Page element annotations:
___
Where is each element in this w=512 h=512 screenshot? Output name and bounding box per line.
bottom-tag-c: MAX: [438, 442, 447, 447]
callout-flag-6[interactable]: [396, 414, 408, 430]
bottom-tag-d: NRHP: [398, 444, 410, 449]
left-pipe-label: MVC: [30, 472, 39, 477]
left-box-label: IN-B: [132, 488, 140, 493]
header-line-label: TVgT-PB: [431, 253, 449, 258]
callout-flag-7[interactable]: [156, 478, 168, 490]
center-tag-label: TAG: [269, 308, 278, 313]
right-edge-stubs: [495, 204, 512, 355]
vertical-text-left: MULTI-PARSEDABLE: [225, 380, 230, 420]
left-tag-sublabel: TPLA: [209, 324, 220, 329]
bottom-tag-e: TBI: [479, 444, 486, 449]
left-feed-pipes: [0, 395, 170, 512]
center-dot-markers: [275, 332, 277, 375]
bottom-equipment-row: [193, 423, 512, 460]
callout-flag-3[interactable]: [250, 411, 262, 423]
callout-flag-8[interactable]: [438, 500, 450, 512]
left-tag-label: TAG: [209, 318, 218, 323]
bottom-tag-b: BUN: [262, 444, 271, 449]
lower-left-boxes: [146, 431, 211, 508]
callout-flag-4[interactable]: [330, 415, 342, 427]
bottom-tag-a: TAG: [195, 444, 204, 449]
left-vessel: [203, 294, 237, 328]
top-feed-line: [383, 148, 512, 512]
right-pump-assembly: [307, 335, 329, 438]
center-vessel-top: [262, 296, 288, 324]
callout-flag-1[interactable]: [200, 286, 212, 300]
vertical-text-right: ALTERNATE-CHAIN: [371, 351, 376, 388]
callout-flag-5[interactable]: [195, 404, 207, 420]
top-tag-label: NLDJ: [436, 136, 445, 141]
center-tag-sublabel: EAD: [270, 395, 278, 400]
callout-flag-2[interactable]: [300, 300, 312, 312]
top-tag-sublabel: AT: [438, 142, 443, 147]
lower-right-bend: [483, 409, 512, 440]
___
WHAT YOU ARE ASKED TO DO:
Could you format the listing above as a Markdown table with the columns Row and Line, starting at its first line and ending at the line that contains "callout-flag-3[interactable]: [250, 411, 262, 423]", with one numbered row per line and any blank lines left out?

OUTPUT:
| Row | Line |
|---|---|
| 1 | Where is each element in this w=512 h=512 screenshot? Output name and bounding box per line. |
| 2 | bottom-tag-c: MAX: [438, 442, 447, 447] |
| 3 | callout-flag-6[interactable]: [396, 414, 408, 430] |
| 4 | bottom-tag-d: NRHP: [398, 444, 410, 449] |
| 5 | left-pipe-label: MVC: [30, 472, 39, 477] |
| 6 | left-box-label: IN-B: [132, 488, 140, 493] |
| 7 | header-line-label: TVgT-PB: [431, 253, 449, 258] |
| 8 | callout-flag-7[interactable]: [156, 478, 168, 490] |
| 9 | center-tag-label: TAG: [269, 308, 278, 313] |
| 10 | right-edge-stubs: [495, 204, 512, 355] |
| 11 | vertical-text-left: MULTI-PARSEDABLE: [225, 380, 230, 420] |
| 12 | left-tag-sublabel: TPLA: [209, 324, 220, 329] |
| 13 | bottom-tag-e: TBI: [479, 444, 486, 449] |
| 14 | left-feed-pipes: [0, 395, 170, 512] |
| 15 | center-dot-markers: [275, 332, 277, 375] |
| 16 | bottom-equipment-row: [193, 423, 512, 460] |
| 17 | callout-flag-3[interactable]: [250, 411, 262, 423] |